Extracted text:
Yep, I guess that’s a bit part of taking care. Just a green padlock would be best I think. Most people will know what it means, which is better than nothing (and currently we’re at nothing for clearnet IM security for most people). There’s no way to keep everyone informed because a lot of people don’t have enough of an idea of what internet privacy means.
Tactically speaking, I’d prioritise adoption above all else, because the more people use it, the fewer people are compelled to download the Zoom app or saying they aren’t willing to download the (comparatively private) Session app just to talk to like 2 friends. Maybe a dialog box that says
You’re using {x} protocol for the first time on Safe Multi-protocol Messenger. Safe Multi-protocol Messenger developers have given {x} protocol a security rating of {y}%.
Don’t show these security rating messages anymore
[Ok]
would be the proper solution to that, combined with a reminder in the form of a little green/grey/red padlock. The padlock would serve a more subtle purpose really: to gradually shift public opinion of those protocols, thus encouraging adoption and support for safer ones.
Problem is these companies spend lot of effort to make things incompatible, they dont want 3rd party clients or cross-platform messaging, they are actively fighting it.
I think compatibility with walled-garden IM protocols is not that important. What I see as important is Safe IM protocol to be core part of the network, not just another app on the network.
It may sound as grandpa talk, but I would target primary email, not FB/IG Messanger features. Email is terrible old ugly mess and if Safe Network could offer service that “feels like email” but without all the ugly heritage of email, it would be a killer feature for lot of people. Maybe some sort of email gateway wouldnt be a bad idea?
I’m running a XMPP server myself, but I got no contacts that use XMPP. I’m mostly using Signal and got some friends to move from WhatsApp, but I’m still on Telegram and WhatsApp because I don’t want to loose the friends who aren’t willing to move.
I don’t try to convince anyone to use XMPP, since many clients are incompatible with OMEMO encryption (same as in Signal), and nobody seems to use one of the older encryption protocols like OTR. And then XMPP is not reliable if you use several clients at the same time (on my computers and mobile devices).

What you should do: Can you carry on the forum discussion about secure messaging protocols from where it stops?

Information supplied:
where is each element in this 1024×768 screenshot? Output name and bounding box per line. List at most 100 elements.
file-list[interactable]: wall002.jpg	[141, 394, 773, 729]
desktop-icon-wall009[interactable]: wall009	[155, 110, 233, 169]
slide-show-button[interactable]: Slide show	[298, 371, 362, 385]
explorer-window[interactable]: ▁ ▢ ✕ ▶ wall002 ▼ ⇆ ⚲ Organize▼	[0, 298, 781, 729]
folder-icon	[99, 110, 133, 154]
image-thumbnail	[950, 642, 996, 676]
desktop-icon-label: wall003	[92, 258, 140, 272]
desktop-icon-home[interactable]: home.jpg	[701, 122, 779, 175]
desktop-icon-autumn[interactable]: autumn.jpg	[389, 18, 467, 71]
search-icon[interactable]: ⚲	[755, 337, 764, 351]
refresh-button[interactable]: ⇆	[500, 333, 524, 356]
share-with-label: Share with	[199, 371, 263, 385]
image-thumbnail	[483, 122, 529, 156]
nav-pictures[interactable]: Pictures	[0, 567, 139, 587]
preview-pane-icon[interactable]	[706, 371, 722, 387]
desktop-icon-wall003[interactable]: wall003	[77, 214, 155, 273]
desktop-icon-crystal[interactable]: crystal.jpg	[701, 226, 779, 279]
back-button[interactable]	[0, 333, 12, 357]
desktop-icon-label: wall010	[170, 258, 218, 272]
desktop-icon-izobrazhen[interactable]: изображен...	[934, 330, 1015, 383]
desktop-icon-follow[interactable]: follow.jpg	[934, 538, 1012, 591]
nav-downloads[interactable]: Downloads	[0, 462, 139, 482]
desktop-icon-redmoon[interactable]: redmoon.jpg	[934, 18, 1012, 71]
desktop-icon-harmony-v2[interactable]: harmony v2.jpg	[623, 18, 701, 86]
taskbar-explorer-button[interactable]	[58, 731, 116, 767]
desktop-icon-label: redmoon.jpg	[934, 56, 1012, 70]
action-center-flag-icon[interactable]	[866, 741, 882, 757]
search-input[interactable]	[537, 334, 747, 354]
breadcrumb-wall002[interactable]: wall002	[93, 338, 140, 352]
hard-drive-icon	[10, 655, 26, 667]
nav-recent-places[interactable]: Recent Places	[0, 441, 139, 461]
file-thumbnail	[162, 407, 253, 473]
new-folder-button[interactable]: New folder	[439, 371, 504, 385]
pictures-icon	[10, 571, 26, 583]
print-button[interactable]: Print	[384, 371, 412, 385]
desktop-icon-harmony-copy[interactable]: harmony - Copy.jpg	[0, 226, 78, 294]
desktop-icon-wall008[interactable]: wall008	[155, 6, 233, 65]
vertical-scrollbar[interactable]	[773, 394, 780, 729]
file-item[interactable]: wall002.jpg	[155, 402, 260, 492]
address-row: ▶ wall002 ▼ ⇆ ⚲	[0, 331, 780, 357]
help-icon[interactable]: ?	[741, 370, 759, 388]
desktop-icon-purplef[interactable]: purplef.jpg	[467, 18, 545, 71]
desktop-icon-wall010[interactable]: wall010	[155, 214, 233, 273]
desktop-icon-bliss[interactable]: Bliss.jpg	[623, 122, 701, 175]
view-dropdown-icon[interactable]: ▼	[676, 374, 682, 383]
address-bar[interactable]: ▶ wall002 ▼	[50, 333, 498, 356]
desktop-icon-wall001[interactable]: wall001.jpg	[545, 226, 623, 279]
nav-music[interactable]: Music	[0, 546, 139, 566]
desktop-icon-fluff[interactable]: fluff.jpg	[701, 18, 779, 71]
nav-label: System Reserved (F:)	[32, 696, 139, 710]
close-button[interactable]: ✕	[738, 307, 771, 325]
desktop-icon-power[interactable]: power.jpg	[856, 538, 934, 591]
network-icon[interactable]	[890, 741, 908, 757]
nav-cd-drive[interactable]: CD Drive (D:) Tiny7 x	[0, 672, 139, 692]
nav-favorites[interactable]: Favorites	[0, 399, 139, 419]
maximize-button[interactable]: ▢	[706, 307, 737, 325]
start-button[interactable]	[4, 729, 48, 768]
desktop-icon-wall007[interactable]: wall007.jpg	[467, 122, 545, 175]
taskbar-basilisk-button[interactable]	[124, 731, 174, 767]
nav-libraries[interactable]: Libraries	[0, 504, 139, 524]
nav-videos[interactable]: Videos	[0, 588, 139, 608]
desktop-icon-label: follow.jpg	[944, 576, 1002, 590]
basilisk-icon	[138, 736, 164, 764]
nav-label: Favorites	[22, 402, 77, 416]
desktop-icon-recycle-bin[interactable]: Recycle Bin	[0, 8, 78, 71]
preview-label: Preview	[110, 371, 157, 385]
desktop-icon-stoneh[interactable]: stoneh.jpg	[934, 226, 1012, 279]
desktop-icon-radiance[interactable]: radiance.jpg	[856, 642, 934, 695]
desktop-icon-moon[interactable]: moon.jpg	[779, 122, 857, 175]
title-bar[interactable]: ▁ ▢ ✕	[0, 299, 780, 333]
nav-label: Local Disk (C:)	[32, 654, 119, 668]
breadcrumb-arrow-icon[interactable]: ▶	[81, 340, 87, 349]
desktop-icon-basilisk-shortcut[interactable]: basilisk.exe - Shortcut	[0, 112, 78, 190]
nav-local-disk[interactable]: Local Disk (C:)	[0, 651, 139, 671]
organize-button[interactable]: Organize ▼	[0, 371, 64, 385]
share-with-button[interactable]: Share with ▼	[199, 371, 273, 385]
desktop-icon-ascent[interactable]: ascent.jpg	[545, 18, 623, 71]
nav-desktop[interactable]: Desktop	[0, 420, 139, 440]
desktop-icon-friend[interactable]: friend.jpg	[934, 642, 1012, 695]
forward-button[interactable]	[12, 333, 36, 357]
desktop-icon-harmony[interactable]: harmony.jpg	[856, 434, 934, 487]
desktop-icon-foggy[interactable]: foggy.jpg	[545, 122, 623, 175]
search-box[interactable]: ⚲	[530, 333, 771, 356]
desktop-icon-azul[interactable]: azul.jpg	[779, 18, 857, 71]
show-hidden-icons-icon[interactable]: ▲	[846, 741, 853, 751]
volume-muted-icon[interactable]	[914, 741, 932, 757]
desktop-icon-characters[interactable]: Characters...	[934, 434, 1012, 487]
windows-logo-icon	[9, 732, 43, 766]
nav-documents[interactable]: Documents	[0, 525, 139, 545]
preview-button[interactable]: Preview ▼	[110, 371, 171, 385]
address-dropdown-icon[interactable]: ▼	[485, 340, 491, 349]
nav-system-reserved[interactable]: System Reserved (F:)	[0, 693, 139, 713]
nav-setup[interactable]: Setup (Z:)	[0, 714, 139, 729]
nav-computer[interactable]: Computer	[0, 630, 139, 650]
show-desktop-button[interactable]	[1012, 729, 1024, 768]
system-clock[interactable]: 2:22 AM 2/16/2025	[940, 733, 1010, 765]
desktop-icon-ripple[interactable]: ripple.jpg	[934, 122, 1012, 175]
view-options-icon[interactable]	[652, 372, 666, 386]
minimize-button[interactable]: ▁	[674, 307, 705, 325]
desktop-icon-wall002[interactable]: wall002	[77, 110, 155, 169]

Response area:
A multi-protocol messenger (MPM) that always chooses the most secure protocol as sketched above by @to7m would be nice. I like that Signal can fallback to SMS (unfortunately not on desktop) and tells me it’s insecure. It might be possible to provide a SAFE plugin for existing MPMs, but we’d sacrifice some security/privacy.
We need gateways, at least for Email, other protocols would be nice, but the user must know “this message will leave the SAFEnet and may be insecure and reveal private data“. (Not with annoying popups of course; lock icons might be enough.) It must be my choice to reveal my data.
What makes messengers successful is apparently their anti-privacy features: WhatsApp, Telegram and Signal sync (steal…) your contacts to tell you with whom you can chat. Quicksy does the same for XMPP, and I don’t think that’s a good idea.
So, how would I know that one of my friends is on SAFE?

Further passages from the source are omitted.